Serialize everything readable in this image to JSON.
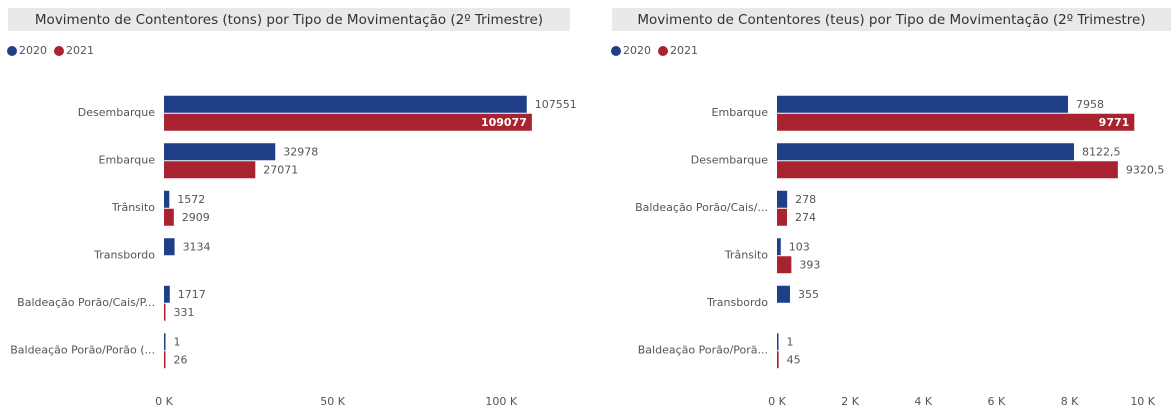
{
  "chart_data": [
    {
      "type": "bar",
      "orientation": "horizontal",
      "title": "Movimento de Contentores (tons) por Tipo de Movimentação (2º Trimestre)",
      "categories": [
        "Desembarque",
        "Embarque",
        "Trânsito",
        "Transbordo",
        "Baldeação Porão/Cais/P...",
        "Baldeação Porão/Porão (..."
      ],
      "series": [
        {
          "name": "2020",
          "color": "#1f3f87",
          "values": [
            107551,
            32978,
            1572,
            3134,
            1717,
            1
          ]
        },
        {
          "name": "2021",
          "color": "#a8232f",
          "values": [
            109077,
            27071,
            2909,
            null,
            331,
            26
          ]
        }
      ],
      "xlim": [
        0,
        110000
      ],
      "xticks": [
        {
          "value": 0,
          "label": "0 K"
        },
        {
          "value": 50000,
          "label": "50 K"
        },
        {
          "value": 100000,
          "label": "100 K"
        }
      ],
      "legend": "top-left"
    },
    {
      "type": "bar",
      "orientation": "horizontal",
      "title": "Movimento de Contentores (teus) por Tipo de Movimentação (2º Trimestre)",
      "categories": [
        "Embarque",
        "Desembarque",
        "Baldeação Porão/Cais/...",
        "Trânsito",
        "Transbordo",
        "Baldeação Porão/Porã..."
      ],
      "series": [
        {
          "name": "2020",
          "color": "#1f3f87",
          "values": [
            7958,
            8122.5,
            278,
            103,
            355,
            1
          ],
          "value_labels": [
            "7958",
            "8122,5",
            "278",
            "103",
            "355",
            "1"
          ]
        },
        {
          "name": "2021",
          "color": "#a8232f",
          "values": [
            9771,
            9320.5,
            274,
            393,
            null,
            45
          ],
          "value_labels": [
            "9771",
            "9320,5",
            "274",
            "393",
            null,
            "45"
          ]
        }
      ],
      "xlim": [
        0,
        10200
      ],
      "xticks": [
        {
          "value": 0,
          "label": "0 K"
        },
        {
          "value": 2000,
          "label": "2 K"
        },
        {
          "value": 4000,
          "label": "4 K"
        },
        {
          "value": 6000,
          "label": "6 K"
        },
        {
          "value": 8000,
          "label": "8 K"
        },
        {
          "value": 10000,
          "label": "10 K"
        }
      ],
      "legend": "top-left"
    }
  ]
}
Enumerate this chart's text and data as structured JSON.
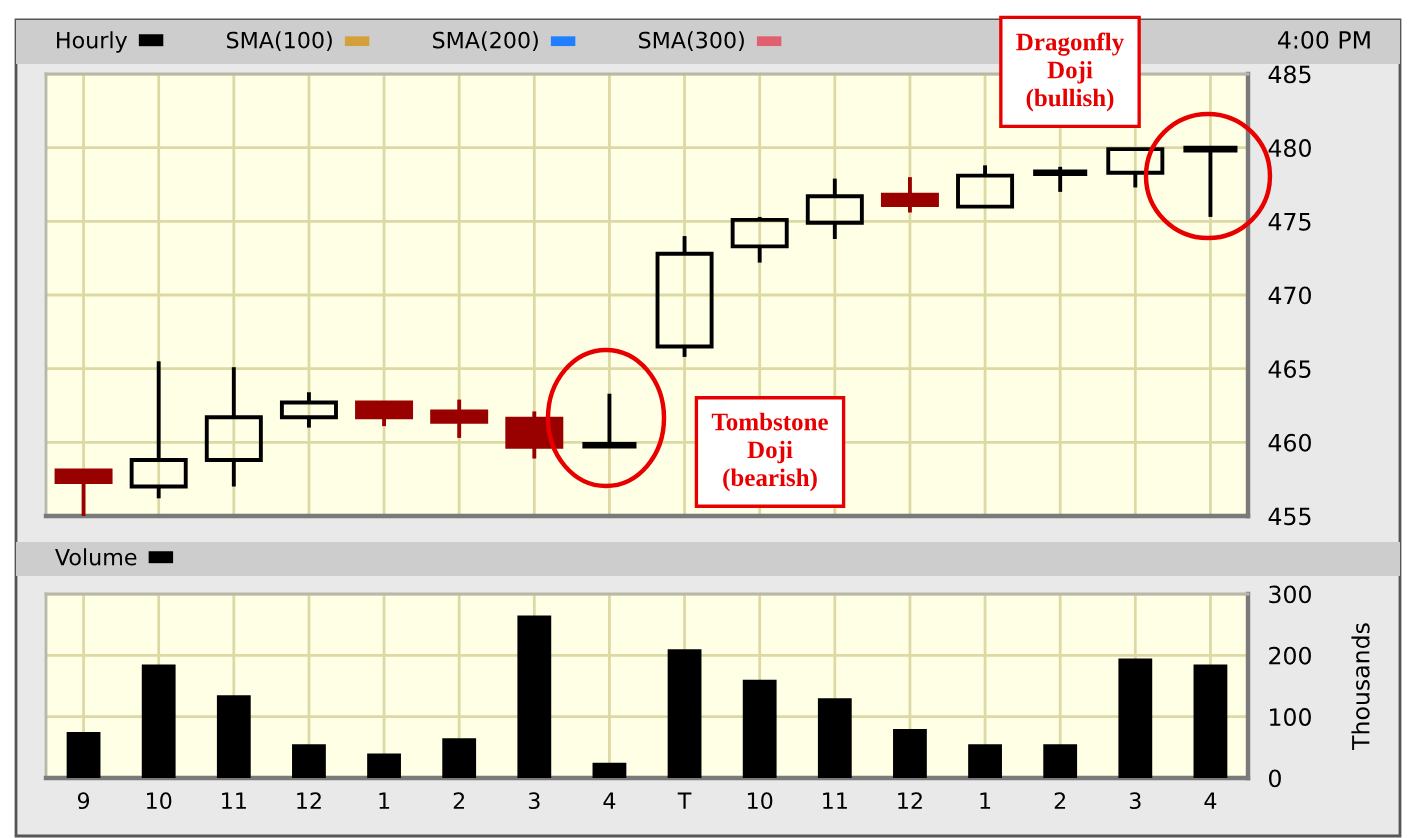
{
  "chart_data": [
    {
      "type": "candlestick",
      "categories": [
        null,
        null,
        null,
        null,
        null,
        null,
        null,
        null,
        null,
        null,
        null,
        null,
        null,
        null,
        null,
        null
      ],
      "series": [
        {
          "name": "Hourly",
          "color": "#000000",
          "colors": [
            "#990000",
            "#000000",
            "#000000",
            "#000000",
            "#990000",
            "#990000",
            "#990000",
            "#000000",
            "#000000",
            "#000000",
            "#000000",
            "#990000",
            "#000000",
            "#000000",
            "#000000",
            "#000000"
          ],
          "ohlc": [
            [
              458.1,
              458.1,
              455.0,
              457.3
            ],
            [
              457.0,
              465.5,
              456.2,
              458.8
            ],
            [
              458.8,
              465.1,
              457.0,
              461.7
            ],
            [
              461.7,
              463.4,
              461.0,
              462.7
            ],
            [
              462.7,
              462.7,
              461.1,
              461.7
            ],
            [
              462.1,
              462.9,
              460.3,
              461.4
            ],
            [
              461.6,
              462.1,
              458.9,
              459.7
            ],
            [
              459.8,
              463.3,
              459.8,
              459.8
            ],
            [
              466.5,
              474.0,
              465.8,
              472.8
            ],
            [
              473.3,
              475.3,
              472.2,
              475.1
            ],
            [
              474.9,
              477.9,
              473.8,
              476.7
            ],
            [
              476.8,
              478.0,
              475.6,
              476.1
            ],
            [
              476.0,
              478.8,
              476.0,
              478.1
            ],
            [
              478.3,
              478.7,
              477.0,
              478.3
            ],
            [
              478.3,
              479.9,
              477.3,
              479.9
            ],
            [
              479.9,
              479.9,
              475.3,
              479.9
            ]
          ]
        },
        {
          "name": "SMA(100)",
          "type": "line",
          "color": "#d4a03c",
          "values": [
            null,
            null,
            null,
            null,
            null,
            null,
            null,
            null,
            null,
            null,
            null,
            null,
            null,
            null,
            null,
            null
          ]
        },
        {
          "name": "SMA(200)",
          "type": "line",
          "color": "#1f7fff",
          "values": [
            null,
            null,
            null,
            null,
            null,
            null,
            null,
            null,
            null,
            null,
            null,
            null,
            null,
            null,
            null,
            null
          ]
        },
        {
          "name": "SMA(300)",
          "type": "line",
          "color": "#e06070",
          "values": [
            null,
            null,
            null,
            null,
            null,
            null,
            null,
            null,
            null,
            null,
            null,
            null,
            null,
            null,
            null,
            null
          ]
        }
      ],
      "ylim": [
        455,
        485
      ],
      "yticks": [
        455,
        460,
        465,
        470,
        475,
        480,
        485
      ],
      "grid": true,
      "legend": "top left",
      "annotations": [
        "4:00 PM",
        "Tombstone\nDoji\n(bearish)",
        "Dragonfly\nDoji\n(bullish)"
      ]
    },
    {
      "type": "bar",
      "categories": [
        "9",
        "10",
        "11",
        "12",
        "1",
        "2",
        "3",
        "4",
        "T",
        "10",
        "11",
        "12",
        "1",
        "2",
        "3",
        "4"
      ],
      "series": [
        {
          "name": "Volume",
          "color": "#000000",
          "values": [
            75,
            185,
            135,
            55,
            40,
            65,
            265,
            25,
            210,
            160,
            130,
            80,
            55,
            55,
            195,
            185
          ]
        }
      ],
      "ylim": [
        0,
        300
      ],
      "yticks": [
        0,
        100,
        200,
        300
      ],
      "ylabel": "Thousands",
      "grid": true,
      "legend": "top left"
    }
  ]
}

Exercise brief:
Without the pictures, write out all of the material exactly.

Task output:
Serialize everything readable in this image to JSON.
{
  "chart_data": [
    {
      "type": "bar",
      "orientation": "horizontal",
      "title": "Movimento de Contentores (tons) por Tipo de Movimentação (2º Trimestre)",
      "categories": [
        "Desembarque",
        "Embarque",
        "Trânsito",
        "Transbordo",
        "Baldeação Porão/Cais/P...",
        "Baldeação Porão/Porão (..."
      ],
      "series": [
        {
          "name": "2020",
          "color": "#1f3f87",
          "values": [
            107551,
            32978,
            1572,
            3134,
            1717,
            1
          ]
        },
        {
          "name": "2021",
          "color": "#a8232f",
          "values": [
            109077,
            27071,
            2909,
            null,
            331,
            26
          ]
        }
      ],
      "xlim": [
        0,
        110000
      ],
      "xticks": [
        {
          "value": 0,
          "label": "0 K"
        },
        {
          "value": 50000,
          "label": "50 K"
        },
        {
          "value": 100000,
          "label": "100 K"
        }
      ],
      "legend": "top-left"
    },
    {
      "type": "bar",
      "orientation": "horizontal",
      "title": "Movimento de Contentores (teus) por Tipo de Movimentação (2º Trimestre)",
      "categories": [
        "Embarque",
        "Desembarque",
        "Baldeação Porão/Cais/...",
        "Trânsito",
        "Transbordo",
        "Baldeação Porão/Porã..."
      ],
      "series": [
        {
          "name": "2020",
          "color": "#1f3f87",
          "values": [
            7958,
            8122.5,
            278,
            103,
            355,
            1
          ],
          "value_labels": [
            "7958",
            "8122,5",
            "278",
            "103",
            "355",
            "1"
          ]
        },
        {
          "name": "2021",
          "color": "#a8232f",
          "values": [
            9771,
            9320.5,
            274,
            393,
            null,
            45
          ],
          "value_labels": [
            "9771",
            "9320,5",
            "274",
            "393",
            null,
            "45"
          ]
        }
      ],
      "xlim": [
        0,
        10200
      ],
      "xticks": [
        {
          "value": 0,
          "label": "0 K"
        },
        {
          "value": 2000,
          "label": "2 K"
        },
        {
          "value": 4000,
          "label": "4 K"
        },
        {
          "value": 6000,
          "label": "6 K"
        },
        {
          "value": 8000,
          "label": "8 K"
        },
        {
          "value": 10000,
          "label": "10 K"
        }
      ],
      "legend": "top-left"
    }
  ]
}
Enumerate this chart's text and data as structured JSON.
{
  "chart_data": [
    {
      "type": "candlestick",
      "categories": [
        null,
        null,
        null,
        null,
        null,
        null,
        null,
        null,
        null,
        null,
        null,
        null,
        null,
        null,
        null,
        null
      ],
      "series": [
        {
          "name": "Hourly",
          "color": "#000000",
          "colors": [
            "#990000",
            "#000000",
            "#000000",
            "#000000",
            "#990000",
            "#990000",
            "#990000",
            "#000000",
            "#000000",
            "#000000",
            "#000000",
            "#990000",
            "#000000",
            "#000000",
            "#000000",
            "#000000"
          ],
          "ohlc": [
            [
              458.1,
              458.1,
              455.0,
              457.3
            ],
            [
              457.0,
              465.5,
              456.2,
              458.8
            ],
            [
              458.8,
              465.1,
              457.0,
              461.7
            ],
            [
              461.7,
              463.4,
              461.0,
              462.7
            ],
            [
              462.7,
              462.7,
              461.1,
              461.7
            ],
            [
              462.1,
              462.9,
              460.3,
              461.4
            ],
            [
              461.6,
              462.1,
              458.9,
              459.7
            ],
            [
              459.8,
              463.3,
              459.8,
              459.8
            ],
            [
              466.5,
              474.0,
              465.8,
              472.8
            ],
            [
              473.3,
              475.3,
              472.2,
              475.1
            ],
            [
              474.9,
              477.9,
              473.8,
              476.7
            ],
            [
              476.8,
              478.0,
              475.6,
              476.1
            ],
            [
              476.0,
              478.8,
              476.0,
              478.1
            ],
            [
              478.3,
              478.7,
              477.0,
              478.3
            ],
            [
              478.3,
              479.9,
              477.3,
              479.9
            ],
            [
              479.9,
              479.9,
              475.3,
              479.9
            ]
          ]
        },
        {
          "name": "SMA(100)",
          "type": "line",
          "color": "#d4a03c",
          "values": [
            null,
            null,
            null,
            null,
            null,
            null,
            null,
            null,
            null,
            null,
            null,
            null,
            null,
            null,
            null,
            null
          ]
        },
        {
          "name": "SMA(200)",
          "type": "line",
          "color": "#1f7fff",
          "values": [
            null,
            null,
            null,
            null,
            null,
            null,
            null,
            null,
            null,
            null,
            null,
            null,
            null,
            null,
            null,
            null
          ]
        },
        {
          "name": "SMA(300)",
          "type": "line",
          "color": "#e06070",
          "values": [
            null,
            null,
            null,
            null,
            null,
            null,
            null,
            null,
            null,
            null,
            null,
            null,
            null,
            null,
            null,
            null
          ]
        }
      ],
      "ylim": [
        455,
        485
      ],
      "yticks": [
        455,
        460,
        465,
        470,
        475,
        480,
        485
      ],
      "grid": true,
      "legend": "top left",
      "annotations": [
        "4:00 PM",
        "Tombstone\nDoji\n(bearish)",
        "Dragonfly\nDoji\n(bullish)"
      ]
    },
    {
      "type": "bar",
      "categories": [
        "9",
        "10",
        "11",
        "12",
        "1",
        "2",
        "3",
        "4",
        "T",
        "10",
        "11",
        "12",
        "1",
        "2",
        "3",
        "4"
      ],
      "series": [
        {
          "name": "Volume",
          "color": "#000000",
          "values": [
            75,
            185,
            135,
            55,
            40,
            65,
            265,
            25,
            210,
            160,
            130,
            80,
            55,
            55,
            195,
            185
          ]
        }
      ],
      "ylim": [
        0,
        300
      ],
      "yticks": [
        0,
        100,
        200,
        300
      ],
      "ylabel": "Thousands",
      "grid": true,
      "legend": "top left"
    }
  ]
}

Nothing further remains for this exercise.